INSTRUCTIONS TO FOLLOW
Please retype the data in full and exactly; the pictures are not part of the copy.

● ● ●

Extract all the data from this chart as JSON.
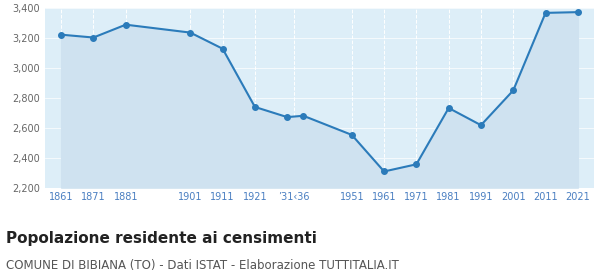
{
  "years": [
    1861,
    1871,
    1881,
    1901,
    1911,
    1921,
    1931,
    1936,
    1951,
    1961,
    1971,
    1981,
    1991,
    2001,
    2011,
    2021
  ],
  "population": [
    3224,
    3205,
    3291,
    3238,
    3130,
    2740,
    2672,
    2681,
    2553,
    2308,
    2356,
    2733,
    2618,
    2851,
    3370,
    3375
  ],
  "x_tick_positions": [
    1861,
    1871,
    1881,
    1901,
    1911,
    1921,
    1933,
    1951,
    1961,
    1971,
    1981,
    1991,
    2001,
    2011,
    2021
  ],
  "x_tick_labels": [
    "1861",
    "1871",
    "1881",
    "1901",
    "1911",
    "1921",
    "’31‹36",
    "1951",
    "1961",
    "1971",
    "1981",
    "1991",
    "2001",
    "2011",
    "2021"
  ],
  "ylim": [
    2200,
    3400
  ],
  "yticks": [
    2200,
    2400,
    2600,
    2800,
    3000,
    3200,
    3400
  ],
  "line_color": "#2b7bba",
  "fill_color": "#cfe2f0",
  "marker_size": 4,
  "line_width": 1.5,
  "bg_color": "#ffffff",
  "plot_bg_color": "#ddeeff",
  "title": "Popolazione residente ai censimenti",
  "subtitle": "COMUNE DI BIBIANA (TO) - Dati ISTAT - Elaborazione TUTTITALIA.IT",
  "title_fontsize": 11,
  "subtitle_fontsize": 8.5,
  "tick_color": "#4a7fc1",
  "ytick_color": "#666666"
}
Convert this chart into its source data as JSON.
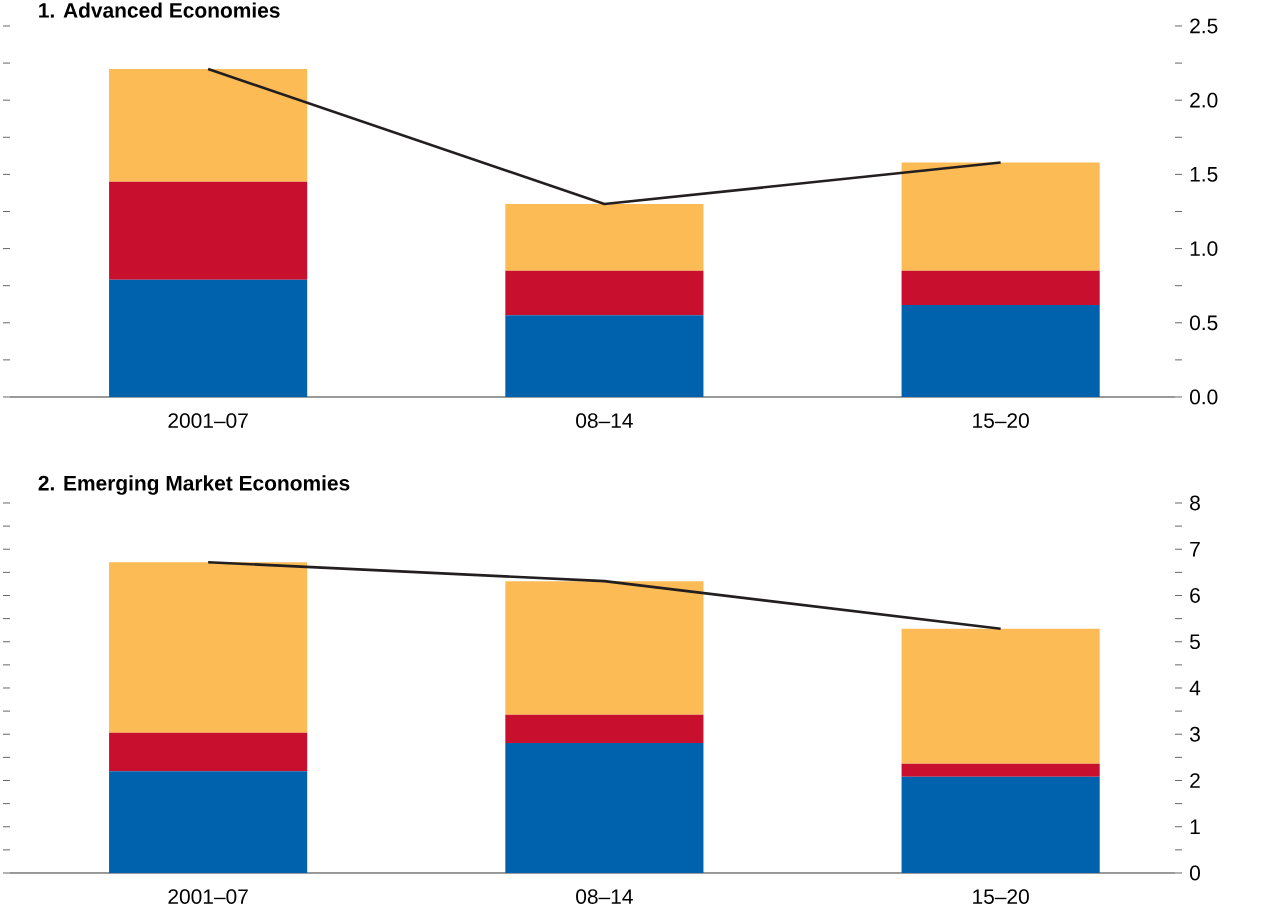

● ● ●

REPLY
Extract all the data from this chart as JSON.
{
  "years": [
    1861,
    1871,
    1881,
    1901,
    1911,
    1921,
    1931,
    1936,
    1951,
    1961,
    1971,
    1981,
    1991,
    2001,
    2011,
    2021
  ],
  "population": [
    3224,
    3205,
    3291,
    3238,
    3130,
    2740,
    2672,
    2681,
    2553,
    2308,
    2356,
    2733,
    2618,
    2851,
    3370,
    3375
  ],
  "x_tick_positions": [
    1861,
    1871,
    1881,
    1901,
    1911,
    1921,
    1933,
    1951,
    1961,
    1971,
    1981,
    1991,
    2001,
    2011,
    2021
  ],
  "x_tick_labels": [
    "1861",
    "1871",
    "1881",
    "1901",
    "1911",
    "1921",
    "’31‹36",
    "1951",
    "1961",
    "1971",
    "1981",
    "1991",
    "2001",
    "2011",
    "2021"
  ],
  "ylim": [
    2200,
    3400
  ],
  "yticks": [
    2200,
    2400,
    2600,
    2800,
    3000,
    3200,
    3400
  ],
  "line_color": "#2b7bba",
  "fill_color": "#cfe2f0",
  "marker_size": 4,
  "line_width": 1.5,
  "bg_color": "#ffffff",
  "plot_bg_color": "#ddeeff",
  "title": "Popolazione residente ai censimenti",
  "subtitle": "COMUNE DI BIBIANA (TO) - Dati ISTAT - Elaborazione TUTTITALIA.IT",
  "title_fontsize": 11,
  "subtitle_fontsize": 8.5,
  "tick_color": "#4a7fc1",
  "ytick_color": "#666666"
}
Convert this chart into its source data as JSON.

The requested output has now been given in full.